### Problem to solve
Work out how many lines of the listing hold the string "realizacja", then answer with that number and nothing else.
━━━━━ Data listing ━━━━━
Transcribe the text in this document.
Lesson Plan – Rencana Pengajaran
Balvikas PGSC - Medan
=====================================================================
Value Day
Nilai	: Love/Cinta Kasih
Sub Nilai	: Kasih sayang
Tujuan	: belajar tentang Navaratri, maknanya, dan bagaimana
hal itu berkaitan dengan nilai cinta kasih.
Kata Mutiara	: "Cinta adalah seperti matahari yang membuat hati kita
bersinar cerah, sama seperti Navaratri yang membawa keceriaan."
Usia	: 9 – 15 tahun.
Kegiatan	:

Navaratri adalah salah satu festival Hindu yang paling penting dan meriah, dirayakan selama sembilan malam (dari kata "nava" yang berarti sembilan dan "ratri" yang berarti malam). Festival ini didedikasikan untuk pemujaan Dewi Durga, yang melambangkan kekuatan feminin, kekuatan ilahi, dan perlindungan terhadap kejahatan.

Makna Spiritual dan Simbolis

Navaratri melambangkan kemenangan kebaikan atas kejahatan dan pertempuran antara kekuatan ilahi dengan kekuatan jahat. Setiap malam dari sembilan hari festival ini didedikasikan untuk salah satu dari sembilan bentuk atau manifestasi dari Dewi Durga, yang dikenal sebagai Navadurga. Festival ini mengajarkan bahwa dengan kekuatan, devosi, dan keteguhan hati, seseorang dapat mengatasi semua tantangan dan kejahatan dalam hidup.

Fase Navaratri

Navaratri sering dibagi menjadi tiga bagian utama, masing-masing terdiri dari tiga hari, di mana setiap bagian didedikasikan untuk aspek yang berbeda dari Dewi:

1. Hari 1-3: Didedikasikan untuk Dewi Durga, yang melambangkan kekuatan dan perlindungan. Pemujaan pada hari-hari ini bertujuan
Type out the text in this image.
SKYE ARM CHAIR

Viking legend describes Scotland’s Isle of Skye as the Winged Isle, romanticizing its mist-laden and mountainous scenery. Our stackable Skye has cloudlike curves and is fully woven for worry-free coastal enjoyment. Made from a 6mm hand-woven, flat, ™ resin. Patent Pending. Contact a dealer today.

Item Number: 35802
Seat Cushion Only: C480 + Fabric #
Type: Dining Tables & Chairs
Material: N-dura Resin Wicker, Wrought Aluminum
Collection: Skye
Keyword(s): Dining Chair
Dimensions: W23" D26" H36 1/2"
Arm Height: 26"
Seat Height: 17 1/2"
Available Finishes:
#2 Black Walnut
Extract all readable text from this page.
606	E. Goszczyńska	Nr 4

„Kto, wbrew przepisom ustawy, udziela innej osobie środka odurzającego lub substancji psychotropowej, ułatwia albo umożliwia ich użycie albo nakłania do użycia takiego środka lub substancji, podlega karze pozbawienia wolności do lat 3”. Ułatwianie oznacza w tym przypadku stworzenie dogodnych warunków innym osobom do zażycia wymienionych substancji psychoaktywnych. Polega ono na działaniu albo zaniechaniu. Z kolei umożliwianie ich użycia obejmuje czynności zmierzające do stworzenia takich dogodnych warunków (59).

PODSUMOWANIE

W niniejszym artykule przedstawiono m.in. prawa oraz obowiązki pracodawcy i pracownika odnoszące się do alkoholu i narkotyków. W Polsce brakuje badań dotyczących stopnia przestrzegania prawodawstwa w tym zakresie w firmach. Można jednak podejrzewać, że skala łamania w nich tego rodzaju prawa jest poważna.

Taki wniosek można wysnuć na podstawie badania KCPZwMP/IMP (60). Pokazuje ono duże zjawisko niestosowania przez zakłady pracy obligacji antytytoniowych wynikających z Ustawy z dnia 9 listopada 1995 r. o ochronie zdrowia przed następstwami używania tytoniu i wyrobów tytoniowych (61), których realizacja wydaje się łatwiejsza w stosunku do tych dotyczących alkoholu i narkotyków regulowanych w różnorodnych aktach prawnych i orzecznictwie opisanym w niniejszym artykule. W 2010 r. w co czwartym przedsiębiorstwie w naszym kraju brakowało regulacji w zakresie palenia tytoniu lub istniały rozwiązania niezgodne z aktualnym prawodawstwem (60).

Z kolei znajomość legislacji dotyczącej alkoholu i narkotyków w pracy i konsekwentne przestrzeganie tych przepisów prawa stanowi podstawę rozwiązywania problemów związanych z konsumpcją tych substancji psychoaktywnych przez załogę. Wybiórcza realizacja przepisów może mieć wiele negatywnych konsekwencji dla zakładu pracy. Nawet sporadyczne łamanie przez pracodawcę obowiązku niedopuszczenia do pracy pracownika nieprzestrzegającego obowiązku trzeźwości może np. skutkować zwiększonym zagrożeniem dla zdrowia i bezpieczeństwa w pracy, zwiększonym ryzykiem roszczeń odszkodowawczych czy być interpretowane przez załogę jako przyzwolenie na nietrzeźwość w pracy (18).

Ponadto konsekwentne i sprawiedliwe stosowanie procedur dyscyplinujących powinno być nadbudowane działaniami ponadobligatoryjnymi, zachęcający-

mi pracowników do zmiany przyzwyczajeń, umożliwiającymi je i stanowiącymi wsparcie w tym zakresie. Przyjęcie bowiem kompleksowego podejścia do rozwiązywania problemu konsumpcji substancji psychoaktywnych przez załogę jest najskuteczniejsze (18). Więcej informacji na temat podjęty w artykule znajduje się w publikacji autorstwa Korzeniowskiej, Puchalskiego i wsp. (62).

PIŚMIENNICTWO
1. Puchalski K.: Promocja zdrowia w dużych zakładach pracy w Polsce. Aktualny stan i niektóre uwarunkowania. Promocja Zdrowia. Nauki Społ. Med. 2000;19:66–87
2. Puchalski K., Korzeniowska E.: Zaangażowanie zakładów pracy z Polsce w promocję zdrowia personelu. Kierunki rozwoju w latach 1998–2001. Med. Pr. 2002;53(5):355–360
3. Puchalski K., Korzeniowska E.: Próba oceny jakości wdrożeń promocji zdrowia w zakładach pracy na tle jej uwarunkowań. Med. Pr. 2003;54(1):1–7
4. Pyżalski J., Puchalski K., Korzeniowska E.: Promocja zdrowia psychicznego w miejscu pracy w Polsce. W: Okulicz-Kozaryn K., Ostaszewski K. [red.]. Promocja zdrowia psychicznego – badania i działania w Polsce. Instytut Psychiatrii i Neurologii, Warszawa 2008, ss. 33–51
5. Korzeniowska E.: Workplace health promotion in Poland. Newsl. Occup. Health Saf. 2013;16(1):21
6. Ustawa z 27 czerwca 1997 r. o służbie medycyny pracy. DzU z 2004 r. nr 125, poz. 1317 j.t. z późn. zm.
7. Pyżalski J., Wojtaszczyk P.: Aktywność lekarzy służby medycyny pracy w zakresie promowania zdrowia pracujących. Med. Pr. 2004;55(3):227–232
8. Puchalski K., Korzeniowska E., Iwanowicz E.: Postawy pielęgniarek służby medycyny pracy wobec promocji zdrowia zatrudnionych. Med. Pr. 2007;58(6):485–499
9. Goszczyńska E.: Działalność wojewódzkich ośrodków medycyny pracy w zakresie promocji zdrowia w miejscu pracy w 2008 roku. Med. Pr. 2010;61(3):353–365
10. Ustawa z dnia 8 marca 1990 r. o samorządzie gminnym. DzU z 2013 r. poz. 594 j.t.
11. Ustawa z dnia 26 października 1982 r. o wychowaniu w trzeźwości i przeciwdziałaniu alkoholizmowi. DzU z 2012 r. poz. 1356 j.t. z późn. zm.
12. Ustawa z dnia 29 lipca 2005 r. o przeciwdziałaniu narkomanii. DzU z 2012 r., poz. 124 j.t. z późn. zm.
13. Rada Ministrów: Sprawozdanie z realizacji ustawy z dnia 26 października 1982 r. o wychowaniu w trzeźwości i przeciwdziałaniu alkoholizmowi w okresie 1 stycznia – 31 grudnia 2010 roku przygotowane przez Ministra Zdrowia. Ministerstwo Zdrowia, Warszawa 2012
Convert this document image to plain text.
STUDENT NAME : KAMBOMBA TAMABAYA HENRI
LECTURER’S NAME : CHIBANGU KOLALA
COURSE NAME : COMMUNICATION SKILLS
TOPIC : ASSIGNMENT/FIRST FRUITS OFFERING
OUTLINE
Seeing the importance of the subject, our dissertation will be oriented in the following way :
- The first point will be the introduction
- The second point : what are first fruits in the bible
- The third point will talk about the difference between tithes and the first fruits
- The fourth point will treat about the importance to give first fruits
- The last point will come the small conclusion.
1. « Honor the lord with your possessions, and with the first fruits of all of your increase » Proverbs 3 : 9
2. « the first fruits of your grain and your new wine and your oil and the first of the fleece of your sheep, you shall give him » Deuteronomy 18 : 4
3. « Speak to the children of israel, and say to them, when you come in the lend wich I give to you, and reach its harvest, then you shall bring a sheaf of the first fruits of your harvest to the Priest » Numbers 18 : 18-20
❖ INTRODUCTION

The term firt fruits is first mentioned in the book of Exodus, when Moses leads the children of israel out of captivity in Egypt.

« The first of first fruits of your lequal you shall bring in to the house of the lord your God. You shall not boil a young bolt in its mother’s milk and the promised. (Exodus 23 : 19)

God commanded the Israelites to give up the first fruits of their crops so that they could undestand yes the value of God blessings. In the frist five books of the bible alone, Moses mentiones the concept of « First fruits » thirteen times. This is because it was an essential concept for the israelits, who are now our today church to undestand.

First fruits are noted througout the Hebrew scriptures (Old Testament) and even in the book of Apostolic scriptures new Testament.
━━━━━
### Finished task
2